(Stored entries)

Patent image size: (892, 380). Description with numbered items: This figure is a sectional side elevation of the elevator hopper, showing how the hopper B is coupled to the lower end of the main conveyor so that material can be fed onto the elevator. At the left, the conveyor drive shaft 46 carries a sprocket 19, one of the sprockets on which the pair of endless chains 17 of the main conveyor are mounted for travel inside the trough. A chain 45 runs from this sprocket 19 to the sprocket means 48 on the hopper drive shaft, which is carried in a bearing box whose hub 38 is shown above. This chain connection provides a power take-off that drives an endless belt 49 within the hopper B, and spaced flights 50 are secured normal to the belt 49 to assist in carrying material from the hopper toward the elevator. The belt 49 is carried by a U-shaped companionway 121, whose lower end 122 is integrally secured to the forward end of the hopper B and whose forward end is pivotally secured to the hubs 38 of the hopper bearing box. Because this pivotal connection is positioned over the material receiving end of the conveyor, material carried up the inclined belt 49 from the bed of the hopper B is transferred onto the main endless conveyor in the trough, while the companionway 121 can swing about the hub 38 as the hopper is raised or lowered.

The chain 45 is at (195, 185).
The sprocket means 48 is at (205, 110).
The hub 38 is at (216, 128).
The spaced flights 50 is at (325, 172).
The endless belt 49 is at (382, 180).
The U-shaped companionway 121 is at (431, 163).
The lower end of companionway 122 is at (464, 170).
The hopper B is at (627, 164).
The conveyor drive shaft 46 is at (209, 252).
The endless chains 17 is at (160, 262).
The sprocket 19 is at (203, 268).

Instruction >>
Transcribe verbatim every line of the entries from the first one through the line containing "The spaced flights 50 is at (325, 172).", both included.

Reply to the exercise >>
Patent image size: (892, 380). Description with numbered items: This figure is a sectional side elevation of the elevator hopper, showing how the hopper B is coupled to the lower end of the main conveyor so that material can be fed onto the elevator. At the left, the conveyor drive shaft 46 carries a sprocket 19, one of the sprockets on which the pair of endless chains 17 of the main conveyor are mounted for travel inside the trough. A chain 45 runs from this sprocket 19 to the sprocket means 48 on the hopper drive shaft, which is carried in a bearing box whose hub 38 is shown above. This chain connection provides a power take-off that drives an endless belt 49 within the hopper B, and spaced flights 50 are secured normal to the belt 49 to assist in carrying material from the hopper toward the elevator. The belt 49 is carried by a U-shaped companionway 121, whose lower end 122 is integrally secured to the forward end of the hopper B and whose forward end is pivotally secured to the hubs 38 of the hopper bearing box. Because this pivotal connection is positioned over the material receiving end of the conveyor, material carried up the inclined belt 49 from the bed of the hopper B is transferred onto the main endless conveyor in the trough, while the companionway 121 can swing about the hub 38 as the hopper is raised or lowered.

The chain 45 is at (195, 185).
The sprocket means 48 is at (205, 110).
The hub 38 is at (216, 128).
The spaced flights 50 is at (325, 172).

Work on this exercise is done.